Work to be completed -> Please rewrite the records as a JSON list of strings, one string per line, beginning with the first line and going on through the line that contains "Point [129,418,152,433]". Leave out blank lines.
* begin *
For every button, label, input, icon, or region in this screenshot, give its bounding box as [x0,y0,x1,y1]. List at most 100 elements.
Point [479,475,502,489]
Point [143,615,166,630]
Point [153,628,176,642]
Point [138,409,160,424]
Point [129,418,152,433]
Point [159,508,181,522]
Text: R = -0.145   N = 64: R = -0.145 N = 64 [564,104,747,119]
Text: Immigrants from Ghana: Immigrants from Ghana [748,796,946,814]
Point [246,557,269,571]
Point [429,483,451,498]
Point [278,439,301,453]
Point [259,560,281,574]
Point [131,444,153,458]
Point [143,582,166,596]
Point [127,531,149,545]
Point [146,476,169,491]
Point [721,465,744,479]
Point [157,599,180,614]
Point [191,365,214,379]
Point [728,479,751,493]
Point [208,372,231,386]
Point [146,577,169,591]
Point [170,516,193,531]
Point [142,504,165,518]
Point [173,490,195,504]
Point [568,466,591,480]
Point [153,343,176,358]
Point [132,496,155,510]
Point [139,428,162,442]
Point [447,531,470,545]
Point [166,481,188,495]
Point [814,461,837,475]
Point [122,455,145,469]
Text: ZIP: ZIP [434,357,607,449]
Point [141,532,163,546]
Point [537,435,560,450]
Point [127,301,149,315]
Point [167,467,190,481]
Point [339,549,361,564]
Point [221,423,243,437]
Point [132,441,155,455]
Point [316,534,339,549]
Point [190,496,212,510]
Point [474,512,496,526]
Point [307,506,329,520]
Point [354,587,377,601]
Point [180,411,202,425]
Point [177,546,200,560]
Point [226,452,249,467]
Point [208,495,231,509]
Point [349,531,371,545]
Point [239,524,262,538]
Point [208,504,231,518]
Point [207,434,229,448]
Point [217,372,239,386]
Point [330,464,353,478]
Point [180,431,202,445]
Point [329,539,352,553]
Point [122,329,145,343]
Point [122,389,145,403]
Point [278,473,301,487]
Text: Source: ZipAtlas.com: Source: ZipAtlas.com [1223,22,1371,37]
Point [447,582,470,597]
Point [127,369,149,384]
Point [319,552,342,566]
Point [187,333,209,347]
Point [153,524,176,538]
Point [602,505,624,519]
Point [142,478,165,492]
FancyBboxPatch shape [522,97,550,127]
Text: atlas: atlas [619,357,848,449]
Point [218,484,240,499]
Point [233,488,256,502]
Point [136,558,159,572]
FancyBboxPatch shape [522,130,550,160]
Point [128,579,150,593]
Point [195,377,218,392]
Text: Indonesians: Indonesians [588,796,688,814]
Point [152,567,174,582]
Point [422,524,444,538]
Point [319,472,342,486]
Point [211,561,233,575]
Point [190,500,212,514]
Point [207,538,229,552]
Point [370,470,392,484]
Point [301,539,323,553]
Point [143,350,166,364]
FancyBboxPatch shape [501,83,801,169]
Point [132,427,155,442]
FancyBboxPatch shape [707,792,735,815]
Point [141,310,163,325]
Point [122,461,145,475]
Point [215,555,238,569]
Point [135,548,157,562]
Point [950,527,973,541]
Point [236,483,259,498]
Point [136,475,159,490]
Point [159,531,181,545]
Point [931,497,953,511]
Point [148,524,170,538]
* end *
Result ->
[
  "For every button, label, input, icon, or region in this screenshot, give its bounding box as [x0,y0,x1,y1]. List at most 100 elements.",
  "Point [479,475,502,489]",
  "Point [143,615,166,630]",
  "Point [153,628,176,642]",
  "Point [138,409,160,424]",
  "Point [129,418,152,433]"
]